> **What is being asked**
Print every line of the listing exactly, please.

#####

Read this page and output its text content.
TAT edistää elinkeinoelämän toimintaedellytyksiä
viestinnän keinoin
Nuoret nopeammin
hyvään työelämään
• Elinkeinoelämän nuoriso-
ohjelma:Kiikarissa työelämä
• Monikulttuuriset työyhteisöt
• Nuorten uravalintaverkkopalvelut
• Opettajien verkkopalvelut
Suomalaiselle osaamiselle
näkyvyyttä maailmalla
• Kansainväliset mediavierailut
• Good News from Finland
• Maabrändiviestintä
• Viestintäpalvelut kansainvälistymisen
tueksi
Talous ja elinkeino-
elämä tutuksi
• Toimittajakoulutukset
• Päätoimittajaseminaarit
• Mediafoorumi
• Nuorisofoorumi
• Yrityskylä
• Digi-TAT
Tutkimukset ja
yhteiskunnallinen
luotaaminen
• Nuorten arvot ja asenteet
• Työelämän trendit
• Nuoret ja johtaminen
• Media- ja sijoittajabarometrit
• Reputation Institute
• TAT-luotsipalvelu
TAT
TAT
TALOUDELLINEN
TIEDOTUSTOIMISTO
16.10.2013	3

#####

> **Task answer**
Read this page and output its text content.
TAT edistää elinkeinoelämän toimintaedellytyksiä
viestinnän keinoin
Nuoret nopeammin
hyvään työelämään
• Elinkeinoelämän nuoriso-
ohjelma:Kiikarissa työelämä
• Monikulttuuriset työyhteisöt
• Nuorten uravalintaverkkopalvelut
• Opettajien verkkopalvelut
Suomalaiselle osaamiselle
näkyvyyttä maailmalla
• Kansainväliset mediavierailut
• Good News from Finland
• Maabrändiviestintä
• Viestintäpalvelut kansainvälistymisen
tueksi
Talous ja elinkeino-
elämä tutuksi
• Toimittajakoulutukset
• Päätoimittajaseminaarit
• Mediafoorumi
• Nuorisofoorumi
• Yrityskylä
• Digi-TAT
Tutkimukset ja
yhteiskunnallinen
luotaaminen
• Nuorten arvot ja asenteet
• Työelämän trendit
• Nuoret ja johtaminen
• Media- ja sijoittajabarometrit
• Reputation Institute
• TAT-luotsipalvelu
TAT
TAT
TALOUDELLINEN
TIEDOTUSTOIMISTO
16.10.2013	3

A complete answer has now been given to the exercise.